[Dataset excerpt]
────────────────────
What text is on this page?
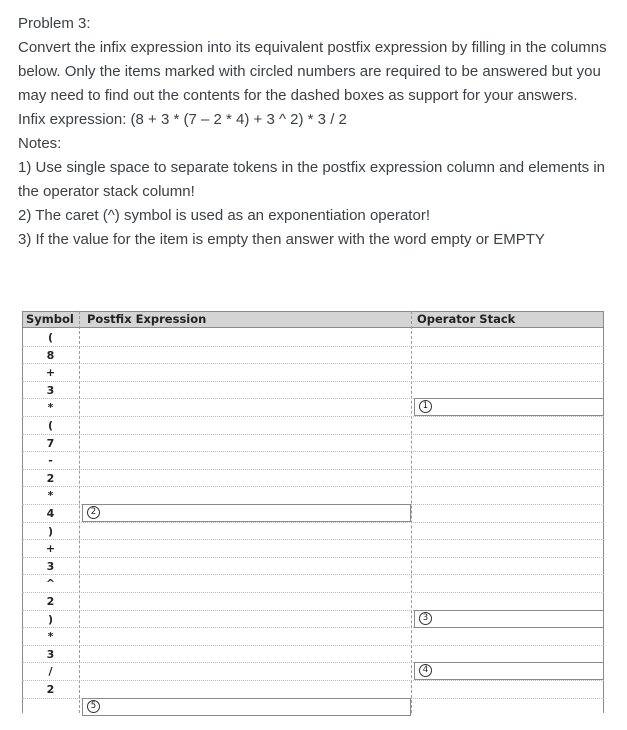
Problem 3:

Convert the infix expression into its equivalent postfix expression by filling in the columns below. Only the items marked with circled numbers are required to be answered but you may need to find out the contents for the dashed boxes as support for your answers.

Infix expression: (8 + 3 * (7 – 2 * 4) + 3 ^ 2) * 3 / 2

Notes:

1) Use single space to separate tokens in the postfix expression column and elements in the operator stack column!

2) The caret (^) symbol is used as an exponentiation operator!

3) If the value for the item is empty then answer with the word empty or EMPTY

Symbol Postfix Expression	Operator Stack
(
8
+
3
*
(
7
-
2
*
4
)
+
3
^
2
)
*
3
/
2
1
2
3
4
5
────────────────────
Pick out the lines that include the word "with" and write them out.

- _REPLY_:
Convert the infix expression into its equivalent postfix expression by filling in the columns below. Only the items marked with circled numbers are required to be answered but you may need to find out the contents for the dashed boxes as support for your answers.
3) If the value for the item is empty then answer with the word empty or EMPTY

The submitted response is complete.